What is asked: List each line in which the string "this" appears.

Data listing:
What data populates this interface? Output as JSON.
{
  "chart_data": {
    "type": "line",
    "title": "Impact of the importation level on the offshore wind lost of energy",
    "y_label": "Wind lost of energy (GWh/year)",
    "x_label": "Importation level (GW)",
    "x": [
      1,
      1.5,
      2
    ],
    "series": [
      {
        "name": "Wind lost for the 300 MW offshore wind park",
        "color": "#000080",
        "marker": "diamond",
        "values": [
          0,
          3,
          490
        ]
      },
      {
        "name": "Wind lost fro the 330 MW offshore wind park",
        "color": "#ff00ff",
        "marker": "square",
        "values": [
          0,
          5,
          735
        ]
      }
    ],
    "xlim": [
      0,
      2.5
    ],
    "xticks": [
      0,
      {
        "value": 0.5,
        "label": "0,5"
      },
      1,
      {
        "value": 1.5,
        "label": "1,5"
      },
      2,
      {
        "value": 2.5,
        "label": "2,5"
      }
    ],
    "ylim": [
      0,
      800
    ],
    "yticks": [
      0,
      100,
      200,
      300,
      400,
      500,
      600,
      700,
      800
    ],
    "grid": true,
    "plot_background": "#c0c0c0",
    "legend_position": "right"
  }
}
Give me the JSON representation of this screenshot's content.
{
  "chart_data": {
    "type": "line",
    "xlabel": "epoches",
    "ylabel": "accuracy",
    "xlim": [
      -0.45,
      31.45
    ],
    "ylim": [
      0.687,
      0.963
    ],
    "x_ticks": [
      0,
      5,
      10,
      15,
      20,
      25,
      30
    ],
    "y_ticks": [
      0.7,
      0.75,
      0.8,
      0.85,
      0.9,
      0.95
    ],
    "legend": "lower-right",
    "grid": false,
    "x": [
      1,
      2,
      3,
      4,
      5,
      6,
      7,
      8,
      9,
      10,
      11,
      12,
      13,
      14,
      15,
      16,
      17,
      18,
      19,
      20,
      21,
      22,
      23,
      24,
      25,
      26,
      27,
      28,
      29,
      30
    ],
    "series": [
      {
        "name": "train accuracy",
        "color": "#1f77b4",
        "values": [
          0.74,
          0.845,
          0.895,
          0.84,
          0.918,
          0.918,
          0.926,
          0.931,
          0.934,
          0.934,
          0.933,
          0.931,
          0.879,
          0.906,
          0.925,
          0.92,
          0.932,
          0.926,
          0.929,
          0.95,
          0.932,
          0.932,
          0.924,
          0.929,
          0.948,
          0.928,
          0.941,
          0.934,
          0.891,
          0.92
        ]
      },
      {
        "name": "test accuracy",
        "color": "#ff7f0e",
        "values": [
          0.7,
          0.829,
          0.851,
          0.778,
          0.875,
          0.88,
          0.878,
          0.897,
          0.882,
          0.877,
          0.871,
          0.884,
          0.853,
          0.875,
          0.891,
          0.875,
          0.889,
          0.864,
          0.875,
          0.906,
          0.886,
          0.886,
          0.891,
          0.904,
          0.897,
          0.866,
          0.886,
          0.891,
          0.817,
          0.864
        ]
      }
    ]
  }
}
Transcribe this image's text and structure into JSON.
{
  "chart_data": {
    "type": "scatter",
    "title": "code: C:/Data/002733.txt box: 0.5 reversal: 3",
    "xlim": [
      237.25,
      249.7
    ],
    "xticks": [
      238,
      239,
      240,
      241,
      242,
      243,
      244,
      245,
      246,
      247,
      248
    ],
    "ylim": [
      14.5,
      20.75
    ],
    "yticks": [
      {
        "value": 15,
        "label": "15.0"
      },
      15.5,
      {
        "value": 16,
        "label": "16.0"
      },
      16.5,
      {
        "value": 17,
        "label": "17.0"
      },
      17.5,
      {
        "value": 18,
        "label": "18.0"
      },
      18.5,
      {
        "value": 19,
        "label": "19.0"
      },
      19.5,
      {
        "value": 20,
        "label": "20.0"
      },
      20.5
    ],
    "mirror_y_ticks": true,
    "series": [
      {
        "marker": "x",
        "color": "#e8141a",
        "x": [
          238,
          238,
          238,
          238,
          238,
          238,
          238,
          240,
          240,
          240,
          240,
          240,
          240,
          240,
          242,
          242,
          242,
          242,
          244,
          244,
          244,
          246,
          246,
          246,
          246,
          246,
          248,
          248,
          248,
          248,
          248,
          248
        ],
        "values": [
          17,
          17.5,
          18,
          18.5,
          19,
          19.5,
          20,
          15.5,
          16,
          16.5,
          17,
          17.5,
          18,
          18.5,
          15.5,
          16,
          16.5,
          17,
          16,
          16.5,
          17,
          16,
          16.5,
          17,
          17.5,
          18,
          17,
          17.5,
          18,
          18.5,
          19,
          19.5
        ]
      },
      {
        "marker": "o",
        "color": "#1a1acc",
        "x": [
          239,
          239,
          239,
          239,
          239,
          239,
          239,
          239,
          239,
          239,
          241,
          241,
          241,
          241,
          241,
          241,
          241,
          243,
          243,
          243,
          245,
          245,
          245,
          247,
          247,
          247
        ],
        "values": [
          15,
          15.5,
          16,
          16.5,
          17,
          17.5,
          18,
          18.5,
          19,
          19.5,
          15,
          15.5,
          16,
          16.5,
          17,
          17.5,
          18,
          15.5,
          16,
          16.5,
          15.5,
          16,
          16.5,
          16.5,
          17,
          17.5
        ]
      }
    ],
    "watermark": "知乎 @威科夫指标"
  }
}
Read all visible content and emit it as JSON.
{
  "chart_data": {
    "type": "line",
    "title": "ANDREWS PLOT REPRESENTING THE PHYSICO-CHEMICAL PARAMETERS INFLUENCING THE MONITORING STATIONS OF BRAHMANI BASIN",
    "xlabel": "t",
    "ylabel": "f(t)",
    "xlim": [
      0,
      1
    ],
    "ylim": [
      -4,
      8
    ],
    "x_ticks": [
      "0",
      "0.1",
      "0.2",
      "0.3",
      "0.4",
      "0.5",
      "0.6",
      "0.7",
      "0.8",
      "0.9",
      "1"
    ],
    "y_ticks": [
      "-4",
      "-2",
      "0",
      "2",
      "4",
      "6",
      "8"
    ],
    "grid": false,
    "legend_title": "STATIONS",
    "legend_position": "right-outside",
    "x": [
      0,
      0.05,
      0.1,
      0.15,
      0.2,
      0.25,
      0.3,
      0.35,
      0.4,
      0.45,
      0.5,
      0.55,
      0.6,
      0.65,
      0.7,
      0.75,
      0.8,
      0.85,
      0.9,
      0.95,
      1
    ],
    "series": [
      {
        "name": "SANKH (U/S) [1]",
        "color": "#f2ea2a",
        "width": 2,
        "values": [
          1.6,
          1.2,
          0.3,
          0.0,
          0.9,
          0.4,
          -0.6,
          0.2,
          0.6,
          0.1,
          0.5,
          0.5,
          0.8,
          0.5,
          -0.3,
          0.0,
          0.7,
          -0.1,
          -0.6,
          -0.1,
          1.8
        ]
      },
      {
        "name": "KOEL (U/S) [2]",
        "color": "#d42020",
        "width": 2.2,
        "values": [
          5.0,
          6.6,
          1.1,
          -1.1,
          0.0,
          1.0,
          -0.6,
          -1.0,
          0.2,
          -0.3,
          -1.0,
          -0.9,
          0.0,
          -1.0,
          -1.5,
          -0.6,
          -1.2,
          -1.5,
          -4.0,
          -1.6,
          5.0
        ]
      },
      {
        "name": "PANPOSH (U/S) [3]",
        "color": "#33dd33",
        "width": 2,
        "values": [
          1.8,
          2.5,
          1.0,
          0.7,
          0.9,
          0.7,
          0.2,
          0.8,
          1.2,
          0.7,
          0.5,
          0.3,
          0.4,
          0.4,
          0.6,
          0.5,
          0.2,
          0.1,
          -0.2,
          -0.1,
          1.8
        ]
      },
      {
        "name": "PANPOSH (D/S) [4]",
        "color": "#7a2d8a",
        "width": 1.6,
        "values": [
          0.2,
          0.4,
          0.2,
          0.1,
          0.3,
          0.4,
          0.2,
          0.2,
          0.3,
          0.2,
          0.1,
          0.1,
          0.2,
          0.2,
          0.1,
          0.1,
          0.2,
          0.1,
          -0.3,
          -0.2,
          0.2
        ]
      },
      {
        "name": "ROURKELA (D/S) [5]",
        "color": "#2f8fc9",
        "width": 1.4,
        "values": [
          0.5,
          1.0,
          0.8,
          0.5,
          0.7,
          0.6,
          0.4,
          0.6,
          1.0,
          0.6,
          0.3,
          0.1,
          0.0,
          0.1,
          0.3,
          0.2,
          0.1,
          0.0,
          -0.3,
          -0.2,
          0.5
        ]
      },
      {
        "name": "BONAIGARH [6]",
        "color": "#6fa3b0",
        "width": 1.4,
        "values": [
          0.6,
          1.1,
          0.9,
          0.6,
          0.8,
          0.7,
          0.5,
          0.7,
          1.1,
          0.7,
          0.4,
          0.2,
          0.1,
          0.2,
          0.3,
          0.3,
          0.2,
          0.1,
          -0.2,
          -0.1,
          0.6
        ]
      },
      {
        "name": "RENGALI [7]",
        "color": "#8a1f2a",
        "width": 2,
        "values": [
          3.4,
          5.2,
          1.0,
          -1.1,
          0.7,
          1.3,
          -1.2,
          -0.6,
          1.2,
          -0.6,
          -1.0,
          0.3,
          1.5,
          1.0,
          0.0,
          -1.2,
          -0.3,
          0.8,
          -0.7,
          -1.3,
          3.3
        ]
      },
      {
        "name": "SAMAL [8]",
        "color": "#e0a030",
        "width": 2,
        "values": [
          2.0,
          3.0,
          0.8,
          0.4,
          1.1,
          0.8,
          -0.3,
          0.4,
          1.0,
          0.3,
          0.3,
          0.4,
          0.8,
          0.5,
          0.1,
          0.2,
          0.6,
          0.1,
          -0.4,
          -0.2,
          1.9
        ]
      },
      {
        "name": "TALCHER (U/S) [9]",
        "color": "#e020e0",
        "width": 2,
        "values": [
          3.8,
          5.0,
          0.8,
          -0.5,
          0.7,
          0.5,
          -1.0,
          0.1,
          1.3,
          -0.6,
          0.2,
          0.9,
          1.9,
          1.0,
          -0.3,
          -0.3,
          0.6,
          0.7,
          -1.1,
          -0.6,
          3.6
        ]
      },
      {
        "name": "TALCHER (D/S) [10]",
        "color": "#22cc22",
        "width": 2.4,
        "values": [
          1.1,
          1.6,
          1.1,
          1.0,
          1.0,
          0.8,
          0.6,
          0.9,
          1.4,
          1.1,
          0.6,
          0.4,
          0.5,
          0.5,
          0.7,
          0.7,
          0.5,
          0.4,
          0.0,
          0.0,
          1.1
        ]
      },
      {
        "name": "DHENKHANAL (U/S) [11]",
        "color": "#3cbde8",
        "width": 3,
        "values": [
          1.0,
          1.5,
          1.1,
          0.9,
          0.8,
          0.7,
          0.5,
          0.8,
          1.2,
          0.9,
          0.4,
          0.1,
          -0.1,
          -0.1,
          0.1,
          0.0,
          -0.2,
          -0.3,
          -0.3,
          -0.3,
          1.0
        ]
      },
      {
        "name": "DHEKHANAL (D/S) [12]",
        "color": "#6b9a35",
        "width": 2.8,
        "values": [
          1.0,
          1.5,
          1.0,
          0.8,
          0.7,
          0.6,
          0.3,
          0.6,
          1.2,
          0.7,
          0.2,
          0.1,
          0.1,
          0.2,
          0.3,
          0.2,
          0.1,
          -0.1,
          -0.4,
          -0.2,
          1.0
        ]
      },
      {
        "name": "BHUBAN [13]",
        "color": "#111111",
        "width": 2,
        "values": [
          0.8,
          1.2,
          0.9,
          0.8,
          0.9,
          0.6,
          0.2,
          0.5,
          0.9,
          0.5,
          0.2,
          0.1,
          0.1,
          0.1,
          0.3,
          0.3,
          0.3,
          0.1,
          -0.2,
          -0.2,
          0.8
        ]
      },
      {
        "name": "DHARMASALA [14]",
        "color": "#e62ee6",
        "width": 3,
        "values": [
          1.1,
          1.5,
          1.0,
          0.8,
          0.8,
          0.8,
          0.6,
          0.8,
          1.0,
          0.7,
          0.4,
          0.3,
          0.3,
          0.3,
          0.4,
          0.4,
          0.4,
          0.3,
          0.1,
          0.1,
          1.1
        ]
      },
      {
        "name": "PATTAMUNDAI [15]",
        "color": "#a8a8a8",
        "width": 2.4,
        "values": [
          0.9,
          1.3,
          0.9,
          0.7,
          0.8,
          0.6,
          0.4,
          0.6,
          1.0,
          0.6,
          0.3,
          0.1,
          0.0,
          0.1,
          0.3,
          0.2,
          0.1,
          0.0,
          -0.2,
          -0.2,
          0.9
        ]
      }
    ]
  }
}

Result below:
What data populates this interface? Output as JSON.
Give me the JSON representation of this screenshot's content.
Transcribe this image's text and structure into JSON.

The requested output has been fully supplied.